Entries from a data source:
○ ○ ○ ○ ○

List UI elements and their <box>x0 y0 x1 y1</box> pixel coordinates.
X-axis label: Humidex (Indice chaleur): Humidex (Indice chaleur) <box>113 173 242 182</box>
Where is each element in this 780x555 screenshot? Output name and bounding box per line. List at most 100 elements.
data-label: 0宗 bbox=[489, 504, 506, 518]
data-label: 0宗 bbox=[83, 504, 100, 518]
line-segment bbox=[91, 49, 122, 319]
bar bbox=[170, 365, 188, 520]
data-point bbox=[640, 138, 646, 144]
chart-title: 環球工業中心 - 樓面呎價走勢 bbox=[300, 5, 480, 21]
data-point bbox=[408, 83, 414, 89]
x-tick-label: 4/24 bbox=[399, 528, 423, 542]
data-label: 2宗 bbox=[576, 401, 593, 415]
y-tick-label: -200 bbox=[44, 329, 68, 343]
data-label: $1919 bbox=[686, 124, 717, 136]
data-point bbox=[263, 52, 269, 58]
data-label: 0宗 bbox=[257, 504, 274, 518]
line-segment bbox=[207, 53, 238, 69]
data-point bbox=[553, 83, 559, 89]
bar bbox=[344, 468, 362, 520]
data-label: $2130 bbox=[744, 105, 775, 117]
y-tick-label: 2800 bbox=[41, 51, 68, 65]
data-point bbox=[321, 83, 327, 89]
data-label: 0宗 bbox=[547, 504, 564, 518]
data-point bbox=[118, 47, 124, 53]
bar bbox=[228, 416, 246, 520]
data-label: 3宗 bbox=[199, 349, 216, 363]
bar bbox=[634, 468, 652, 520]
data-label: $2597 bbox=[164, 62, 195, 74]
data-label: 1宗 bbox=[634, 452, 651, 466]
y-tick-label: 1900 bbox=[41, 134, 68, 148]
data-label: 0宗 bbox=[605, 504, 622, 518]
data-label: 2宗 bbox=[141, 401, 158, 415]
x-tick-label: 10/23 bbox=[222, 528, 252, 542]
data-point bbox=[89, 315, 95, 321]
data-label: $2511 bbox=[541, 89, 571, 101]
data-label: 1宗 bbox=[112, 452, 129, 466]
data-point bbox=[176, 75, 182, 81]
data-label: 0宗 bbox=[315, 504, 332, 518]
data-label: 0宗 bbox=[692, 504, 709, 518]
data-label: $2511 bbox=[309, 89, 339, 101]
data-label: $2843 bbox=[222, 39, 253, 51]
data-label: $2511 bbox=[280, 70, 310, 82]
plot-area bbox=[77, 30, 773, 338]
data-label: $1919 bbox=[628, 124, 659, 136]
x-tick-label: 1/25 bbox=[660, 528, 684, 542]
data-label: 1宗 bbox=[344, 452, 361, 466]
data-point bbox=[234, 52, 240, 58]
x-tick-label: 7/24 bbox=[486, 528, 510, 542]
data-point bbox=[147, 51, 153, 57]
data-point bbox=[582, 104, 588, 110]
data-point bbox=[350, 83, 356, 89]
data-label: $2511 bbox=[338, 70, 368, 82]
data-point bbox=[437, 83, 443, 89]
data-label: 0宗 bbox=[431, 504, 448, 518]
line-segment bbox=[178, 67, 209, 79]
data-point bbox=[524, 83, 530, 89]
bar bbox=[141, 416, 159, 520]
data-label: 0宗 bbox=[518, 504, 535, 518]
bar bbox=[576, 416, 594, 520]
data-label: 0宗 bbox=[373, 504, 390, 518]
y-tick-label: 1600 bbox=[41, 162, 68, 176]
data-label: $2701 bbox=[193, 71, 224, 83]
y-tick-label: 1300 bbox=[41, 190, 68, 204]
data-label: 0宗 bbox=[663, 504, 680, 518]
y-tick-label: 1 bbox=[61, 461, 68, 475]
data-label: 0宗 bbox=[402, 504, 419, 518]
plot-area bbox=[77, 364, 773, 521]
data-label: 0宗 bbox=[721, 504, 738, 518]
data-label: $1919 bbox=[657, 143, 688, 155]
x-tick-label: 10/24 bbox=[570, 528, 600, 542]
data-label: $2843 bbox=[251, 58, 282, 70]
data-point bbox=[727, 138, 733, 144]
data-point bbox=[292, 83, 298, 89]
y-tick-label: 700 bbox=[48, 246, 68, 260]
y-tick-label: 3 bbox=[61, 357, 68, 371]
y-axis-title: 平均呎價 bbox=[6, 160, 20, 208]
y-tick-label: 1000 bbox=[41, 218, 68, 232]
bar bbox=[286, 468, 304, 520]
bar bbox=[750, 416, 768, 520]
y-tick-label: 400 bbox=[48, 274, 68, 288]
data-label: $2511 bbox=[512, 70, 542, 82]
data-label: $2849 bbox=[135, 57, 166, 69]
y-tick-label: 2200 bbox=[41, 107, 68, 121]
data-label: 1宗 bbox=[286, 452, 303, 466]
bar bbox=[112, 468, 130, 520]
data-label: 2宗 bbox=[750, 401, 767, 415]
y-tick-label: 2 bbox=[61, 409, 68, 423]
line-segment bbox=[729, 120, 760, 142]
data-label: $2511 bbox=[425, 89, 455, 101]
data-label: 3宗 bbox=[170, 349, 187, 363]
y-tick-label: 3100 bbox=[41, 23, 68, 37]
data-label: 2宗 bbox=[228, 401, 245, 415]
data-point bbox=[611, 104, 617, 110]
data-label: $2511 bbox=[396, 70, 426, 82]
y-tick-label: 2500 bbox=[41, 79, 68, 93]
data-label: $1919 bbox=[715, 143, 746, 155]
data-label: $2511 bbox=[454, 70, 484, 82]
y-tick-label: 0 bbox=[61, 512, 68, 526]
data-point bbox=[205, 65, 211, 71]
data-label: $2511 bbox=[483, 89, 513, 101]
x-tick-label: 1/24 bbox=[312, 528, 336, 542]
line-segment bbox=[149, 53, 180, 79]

○ ○ ○ ○ ○

### DESCRIPTION OF THE TASK
Recast the lines of all the entries above as a Markdown table with the columns "No." and "Line", giving each line its row number and leaving out blank lines.

### FINISHED ANSWER
| No. | Line |
|---|---|
| 1 | List UI elements and their <box>x0 y0 x1 y1</box> pixel coordinates. |
| 2 | X-axis label: Humidex (Indice chaleur): Humidex (Indice chaleur) <box>113 173 242 182</box> |
| 3 | Where is each element in this 780x555 screenshot? Output name and bounding box per line. List at most 100 elements. |
| 4 | data-label: 0宗 bbox=[489, 504, 506, 518] |
| 5 | data-label: 0宗 bbox=[83, 504, 100, 518] |
| 6 | line-segment bbox=[91, 49, 122, 319] |
| 7 | bar bbox=[170, 365, 188, 520] |
| 8 | data-point bbox=[640, 138, 646, 144] |
| 9 | chart-title: 環球工業中心 - 樓面呎價走勢 bbox=[300, 5, 480, 21] |
| 10 | data-point bbox=[408, 83, 414, 89] |
| 11 | x-tick-label: 4/24 bbox=[399, 528, 423, 542] |
| 12 | data-label: 2宗 bbox=[576, 401, 593, 415] |
| 13 | y-tick-label: -200 bbox=[44, 329, 68, 343] |
| 14 | data-label: $1919 bbox=[686, 124, 717, 136] |
| 15 | data-point bbox=[263, 52, 269, 58] |
| 16 | data-label: 0宗 bbox=[257, 504, 274, 518] |
| 17 | line-segment bbox=[207, 53, 238, 69] |
| 18 | data-point bbox=[553, 83, 559, 89] |
| 19 | bar bbox=[344, 468, 362, 520] |
| 20 | data-label: $2130 bbox=[744, 105, 775, 117] |
| 21 | y-tick-label: 2800 bbox=[41, 51, 68, 65] |
| 22 | data-point bbox=[321, 83, 327, 89] |
| 23 | data-label: 0宗 bbox=[547, 504, 564, 518] |
| 24 | data-point bbox=[118, 47, 124, 53] |
| 25 | bar bbox=[228, 416, 246, 520] |
| 26 | data-label: 3宗 bbox=[199, 349, 216, 363] |
| 27 | bar bbox=[634, 468, 652, 520] |
| 28 | data-label: $2597 bbox=[164, 62, 195, 74] |
| 29 | data-label: 1宗 bbox=[634, 452, 651, 466] |
| 30 | y-tick-label: 1900 bbox=[41, 134, 68, 148] |
| 31 | data-label: 0宗 bbox=[605, 504, 622, 518] |
| 32 | data-label: 2宗 bbox=[141, 401, 158, 415] |
| 33 | x-tick-label: 10/23 bbox=[222, 528, 252, 542] |
| 34 | data-point bbox=[89, 315, 95, 321] |
| 35 | data-label: $2511 bbox=[541, 89, 571, 101] |
| 36 | data-label: 1宗 bbox=[112, 452, 129, 466] |
| 37 | data-point bbox=[176, 75, 182, 81] |
| 38 | data-label: 0宗 bbox=[315, 504, 332, 518] |
| 39 | data-label: 0宗 bbox=[692, 504, 709, 518] |
| 40 | data-label: $2511 bbox=[309, 89, 339, 101] |
| 41 | data-label: $2843 bbox=[222, 39, 253, 51] |
| 42 | data-label: $2511 bbox=[280, 70, 310, 82] |
| 43 | plot-area bbox=[77, 30, 773, 338] |
| 44 | data-label: $1919 bbox=[628, 124, 659, 136] |
| 45 | x-tick-label: 1/25 bbox=[660, 528, 684, 542] |
| 46 | data-label: 1宗 bbox=[344, 452, 361, 466] |
| 47 | data-point bbox=[234, 52, 240, 58] |
| 48 | x-tick-label: 7/24 bbox=[486, 528, 510, 542] |
| 49 | data-point bbox=[147, 51, 153, 57] |
| 50 | data-point bbox=[582, 104, 588, 110] |
| 51 | data-point bbox=[350, 83, 356, 89] |
| 52 | data-label: $2511 bbox=[338, 70, 368, 82] |
| 53 | data-point bbox=[437, 83, 443, 89] |
| 54 | data-label: 0宗 bbox=[431, 504, 448, 518] |
| 55 | line-segment bbox=[178, 67, 209, 79] |
| 56 | data-point bbox=[524, 83, 530, 89] |
| 57 | bar bbox=[141, 416, 159, 520] |
| 58 | data-label: 0宗 bbox=[518, 504, 535, 518] |
| 59 | bar bbox=[576, 416, 594, 520] |
| 60 | data-label: 0宗 bbox=[373, 504, 390, 518] |
| 61 | y-tick-label: 1600 bbox=[41, 162, 68, 176] |
| 62 | data-label: $2701 bbox=[193, 71, 224, 83] |
| 63 | y-tick-label: 1300 bbox=[41, 190, 68, 204] |
| 64 | data-label: 0宗 bbox=[663, 504, 680, 518] |
| 65 | y-tick-label: 1 bbox=[61, 461, 68, 475] |
| 66 | data-label: 0宗 bbox=[402, 504, 419, 518] |
| 67 | plot-area bbox=[77, 364, 773, 521] |
| 68 | data-label: 0宗 bbox=[721, 504, 738, 518] |
| 69 | data-label: $1919 bbox=[657, 143, 688, 155] |
| 70 | x-tick-label: 10/24 bbox=[570, 528, 600, 542] |
| 71 | data-label: $2843 bbox=[251, 58, 282, 70] |
| 72 | data-point bbox=[727, 138, 733, 144] |
| 73 | data-point bbox=[292, 83, 298, 89] |
| 74 | y-tick-label: 700 bbox=[48, 246, 68, 260] |
| 75 | y-tick-label: 3 bbox=[61, 357, 68, 371] |
| 76 | y-axis-title: 平均呎價 bbox=[6, 160, 20, 208] |
| 77 | y-tick-label: 1000 bbox=[41, 218, 68, 232] |
| 78 | bar bbox=[286, 468, 304, 520] |
| 79 | bar bbox=[750, 416, 768, 520] |
| 80 | y-tick-label: 400 bbox=[48, 274, 68, 288] |
| 81 | data-label: $2511 bbox=[512, 70, 542, 82] |
| 82 | data-label: $2849 bbox=[135, 57, 166, 69] |
| 83 | y-tick-label: 2200 bbox=[41, 107, 68, 121] |
| 84 | data-label: 1宗 bbox=[286, 452, 303, 466] |
| 85 | bar bbox=[112, 468, 130, 520] |
| 86 | data-label: 2宗 bbox=[750, 401, 767, 415] |
| 87 | y-tick-label: 2 bbox=[61, 409, 68, 423] |
| 88 | line-segment bbox=[729, 120, 760, 142] |
| 89 | data-label: $2511 bbox=[425, 89, 455, 101] |
| 90 | data-label: 3宗 bbox=[170, 349, 187, 363] |
| 91 | y-tick-label: 3100 bbox=[41, 23, 68, 37] |
| 92 | data-label: 2宗 bbox=[228, 401, 245, 415] |
| 93 | data-point bbox=[611, 104, 617, 110] |
| 94 | data-label: $2511 bbox=[396, 70, 426, 82] |
| 95 | y-tick-label: 2500 bbox=[41, 79, 68, 93] |
| 96 | data-label: $1919 bbox=[715, 143, 746, 155] |
| 97 | data-label: $2511 bbox=[454, 70, 484, 82] |
| 98 | y-tick-label: 0 bbox=[61, 512, 68, 526] |
| 99 | data-point bbox=[205, 65, 211, 71] |
| 100 | data-label: $2511 bbox=[483, 89, 513, 101] |
| 101 | x-tick-label: 1/24 bbox=[312, 528, 336, 542] |
| 102 | line-segment bbox=[149, 53, 180, 79] |